- AIM
Check each line of the material below, and copy it if it holds the string "lettuce".

- RECORD EXCERPTS
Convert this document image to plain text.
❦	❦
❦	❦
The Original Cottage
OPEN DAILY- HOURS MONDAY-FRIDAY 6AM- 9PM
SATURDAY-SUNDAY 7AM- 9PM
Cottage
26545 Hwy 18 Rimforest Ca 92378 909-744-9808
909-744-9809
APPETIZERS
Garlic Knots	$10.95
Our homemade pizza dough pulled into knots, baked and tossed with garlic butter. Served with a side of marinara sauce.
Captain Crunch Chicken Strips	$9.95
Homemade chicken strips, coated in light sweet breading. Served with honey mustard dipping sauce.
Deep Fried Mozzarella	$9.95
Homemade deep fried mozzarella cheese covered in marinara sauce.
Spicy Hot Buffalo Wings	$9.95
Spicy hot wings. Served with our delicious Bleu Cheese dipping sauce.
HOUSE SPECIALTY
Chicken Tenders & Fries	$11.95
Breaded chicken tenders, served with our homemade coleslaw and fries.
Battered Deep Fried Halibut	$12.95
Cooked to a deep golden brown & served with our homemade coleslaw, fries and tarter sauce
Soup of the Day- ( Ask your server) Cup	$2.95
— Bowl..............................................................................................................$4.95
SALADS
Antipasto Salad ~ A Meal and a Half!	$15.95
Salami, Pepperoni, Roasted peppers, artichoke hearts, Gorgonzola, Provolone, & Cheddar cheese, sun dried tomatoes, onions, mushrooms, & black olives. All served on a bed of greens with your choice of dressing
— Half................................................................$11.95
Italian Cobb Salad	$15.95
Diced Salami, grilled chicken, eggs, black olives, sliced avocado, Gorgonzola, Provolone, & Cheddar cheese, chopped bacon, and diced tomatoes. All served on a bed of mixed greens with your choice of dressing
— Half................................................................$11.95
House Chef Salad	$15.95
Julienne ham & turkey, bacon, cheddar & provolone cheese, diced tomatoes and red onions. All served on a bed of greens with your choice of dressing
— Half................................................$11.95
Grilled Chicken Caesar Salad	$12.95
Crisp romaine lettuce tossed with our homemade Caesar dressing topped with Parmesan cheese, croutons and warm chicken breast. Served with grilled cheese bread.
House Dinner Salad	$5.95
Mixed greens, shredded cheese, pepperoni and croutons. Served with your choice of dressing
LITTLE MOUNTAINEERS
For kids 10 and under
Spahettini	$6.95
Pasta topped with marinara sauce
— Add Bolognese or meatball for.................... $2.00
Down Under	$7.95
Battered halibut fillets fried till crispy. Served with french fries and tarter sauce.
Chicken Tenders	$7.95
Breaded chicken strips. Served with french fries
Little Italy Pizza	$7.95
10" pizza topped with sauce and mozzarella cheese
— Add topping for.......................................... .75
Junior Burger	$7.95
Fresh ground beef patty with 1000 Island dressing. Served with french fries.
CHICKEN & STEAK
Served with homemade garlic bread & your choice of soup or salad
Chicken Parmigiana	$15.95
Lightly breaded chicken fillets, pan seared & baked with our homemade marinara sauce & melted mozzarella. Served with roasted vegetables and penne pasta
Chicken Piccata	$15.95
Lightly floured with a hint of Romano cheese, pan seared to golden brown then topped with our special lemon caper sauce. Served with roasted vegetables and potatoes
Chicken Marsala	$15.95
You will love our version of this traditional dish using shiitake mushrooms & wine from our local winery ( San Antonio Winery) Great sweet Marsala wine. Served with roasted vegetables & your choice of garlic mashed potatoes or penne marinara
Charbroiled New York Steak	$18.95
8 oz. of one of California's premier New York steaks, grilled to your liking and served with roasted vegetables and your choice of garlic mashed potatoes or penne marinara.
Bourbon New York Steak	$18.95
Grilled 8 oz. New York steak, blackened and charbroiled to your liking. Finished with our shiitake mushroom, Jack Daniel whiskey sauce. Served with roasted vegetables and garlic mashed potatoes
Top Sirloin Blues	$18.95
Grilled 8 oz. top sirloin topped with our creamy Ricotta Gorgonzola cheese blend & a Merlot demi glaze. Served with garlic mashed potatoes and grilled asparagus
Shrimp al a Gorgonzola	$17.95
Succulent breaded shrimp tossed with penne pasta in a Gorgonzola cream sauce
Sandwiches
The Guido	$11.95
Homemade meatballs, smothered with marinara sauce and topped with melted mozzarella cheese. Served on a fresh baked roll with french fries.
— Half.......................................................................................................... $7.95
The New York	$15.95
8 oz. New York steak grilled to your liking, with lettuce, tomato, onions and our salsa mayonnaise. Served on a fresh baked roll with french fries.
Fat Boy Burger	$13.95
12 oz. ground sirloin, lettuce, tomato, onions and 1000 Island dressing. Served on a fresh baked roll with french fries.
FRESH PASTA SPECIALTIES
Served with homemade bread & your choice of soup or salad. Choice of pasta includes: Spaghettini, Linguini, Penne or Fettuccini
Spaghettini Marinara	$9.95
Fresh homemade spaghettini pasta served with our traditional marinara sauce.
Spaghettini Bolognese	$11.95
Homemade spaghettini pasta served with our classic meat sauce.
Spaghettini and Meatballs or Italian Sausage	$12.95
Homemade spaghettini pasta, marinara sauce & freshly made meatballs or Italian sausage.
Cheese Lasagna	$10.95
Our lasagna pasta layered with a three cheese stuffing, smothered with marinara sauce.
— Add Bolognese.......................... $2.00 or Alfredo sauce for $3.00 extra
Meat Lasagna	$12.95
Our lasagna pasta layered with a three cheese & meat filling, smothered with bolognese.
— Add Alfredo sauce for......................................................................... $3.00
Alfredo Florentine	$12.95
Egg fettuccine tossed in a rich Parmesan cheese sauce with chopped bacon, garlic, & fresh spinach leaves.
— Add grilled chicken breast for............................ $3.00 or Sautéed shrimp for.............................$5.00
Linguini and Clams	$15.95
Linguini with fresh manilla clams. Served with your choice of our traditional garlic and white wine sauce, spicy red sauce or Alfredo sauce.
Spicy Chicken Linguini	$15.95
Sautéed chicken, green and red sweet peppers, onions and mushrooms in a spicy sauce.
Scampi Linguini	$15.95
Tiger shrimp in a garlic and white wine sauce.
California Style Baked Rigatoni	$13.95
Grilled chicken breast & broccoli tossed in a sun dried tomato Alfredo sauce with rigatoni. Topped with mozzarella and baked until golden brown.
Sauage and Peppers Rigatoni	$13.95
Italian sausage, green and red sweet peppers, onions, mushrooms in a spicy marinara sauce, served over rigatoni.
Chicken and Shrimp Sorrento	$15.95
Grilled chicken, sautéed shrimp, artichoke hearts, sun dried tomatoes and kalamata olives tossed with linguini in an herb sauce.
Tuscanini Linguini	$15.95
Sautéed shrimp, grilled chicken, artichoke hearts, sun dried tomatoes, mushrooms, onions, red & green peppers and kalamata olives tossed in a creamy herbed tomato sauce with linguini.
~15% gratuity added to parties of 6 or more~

- OUTPUT
Crisp romaine lettuce tossed with our homemade Caesar dressing topped with Parmesan cheese, croutons and warm chicken breast. Served with grilled cheese bread.
8 oz. New York steak grilled to your liking, with lettuce, tomato, onions and our salsa mayonnaise. Served on a fresh baked roll with french fries.
12 oz. ground sirloin, lettuce, tomato, onions and 1000 Island dressing. Served on a fresh baked roll with french fries.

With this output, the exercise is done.